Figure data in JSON
##############################

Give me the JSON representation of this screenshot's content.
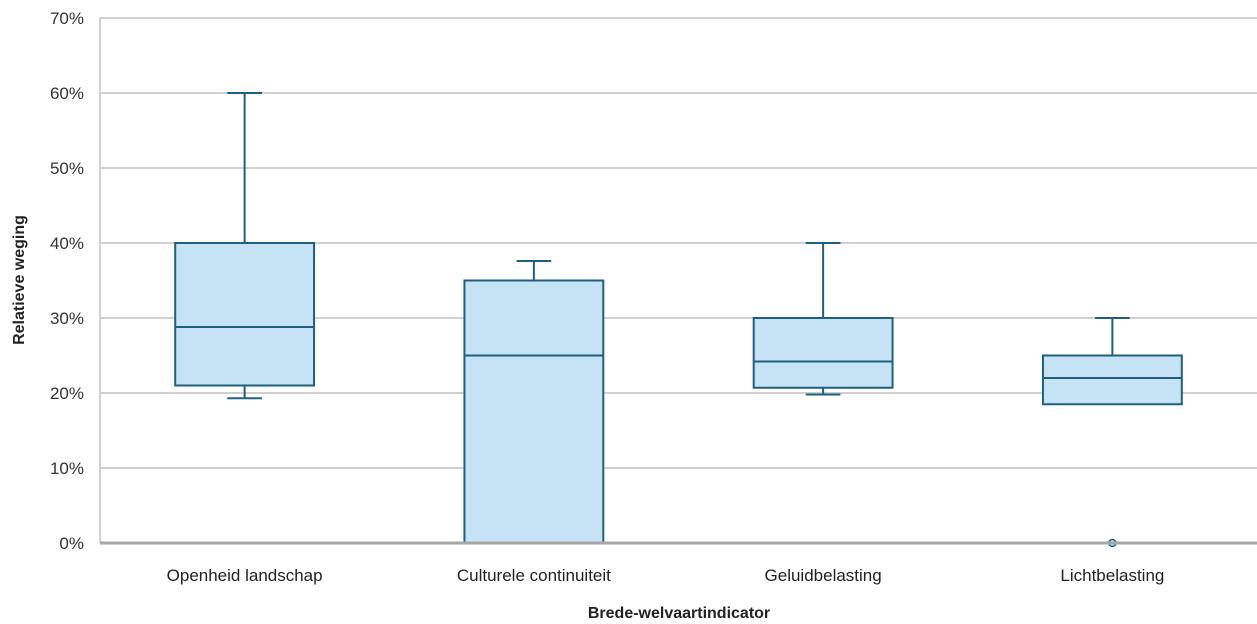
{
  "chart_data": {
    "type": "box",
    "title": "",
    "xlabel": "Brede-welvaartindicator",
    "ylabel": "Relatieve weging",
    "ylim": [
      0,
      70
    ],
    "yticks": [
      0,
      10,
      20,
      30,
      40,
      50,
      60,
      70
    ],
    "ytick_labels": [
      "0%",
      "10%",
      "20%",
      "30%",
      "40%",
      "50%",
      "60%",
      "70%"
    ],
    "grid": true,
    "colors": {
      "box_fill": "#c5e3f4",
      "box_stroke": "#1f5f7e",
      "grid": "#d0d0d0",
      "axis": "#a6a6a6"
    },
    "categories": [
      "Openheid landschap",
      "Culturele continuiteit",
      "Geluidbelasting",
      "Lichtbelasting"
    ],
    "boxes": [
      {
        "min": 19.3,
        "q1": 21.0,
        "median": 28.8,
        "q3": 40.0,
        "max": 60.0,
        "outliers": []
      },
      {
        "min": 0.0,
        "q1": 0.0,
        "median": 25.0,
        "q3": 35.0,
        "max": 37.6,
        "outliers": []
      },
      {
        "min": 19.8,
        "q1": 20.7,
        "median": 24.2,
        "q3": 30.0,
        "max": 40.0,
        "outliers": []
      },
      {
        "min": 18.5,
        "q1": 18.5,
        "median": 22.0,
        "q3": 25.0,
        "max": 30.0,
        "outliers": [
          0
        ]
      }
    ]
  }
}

##############################

_Problem statement_.
Pictures in the records must not appear in the copy; transcribe everything else precisely.

_Solution to this task_.
Give me the JSON representation of this screenshot's content.
{
  "chart_data": {
    "type": "box",
    "title": "",
    "xlabel": "Brede-welvaartindicator",
    "ylabel": "Relatieve weging",
    "ylim": [
      0,
      70
    ],
    "yticks": [
      0,
      10,
      20,
      30,
      40,
      50,
      60,
      70
    ],
    "ytick_labels": [
      "0%",
      "10%",
      "20%",
      "30%",
      "40%",
      "50%",
      "60%",
      "70%"
    ],
    "grid": true,
    "colors": {
      "box_fill": "#c5e3f4",
      "box_stroke": "#1f5f7e",
      "grid": "#d0d0d0",
      "axis": "#a6a6a6"
    },
    "categories": [
      "Openheid landschap",
      "Culturele continuiteit",
      "Geluidbelasting",
      "Lichtbelasting"
    ],
    "boxes": [
      {
        "min": 19.3,
        "q1": 21.0,
        "median": 28.8,
        "q3": 40.0,
        "max": 60.0,
        "outliers": []
      },
      {
        "min": 0.0,
        "q1": 0.0,
        "median": 25.0,
        "q3": 35.0,
        "max": 37.6,
        "outliers": []
      },
      {
        "min": 19.8,
        "q1": 20.7,
        "median": 24.2,
        "q3": 30.0,
        "max": 40.0,
        "outliers": []
      },
      {
        "min": 18.5,
        "q1": 18.5,
        "median": 22.0,
        "q3": 25.0,
        "max": 30.0,
        "outliers": [
          0
        ]
      }
    ]
  }
}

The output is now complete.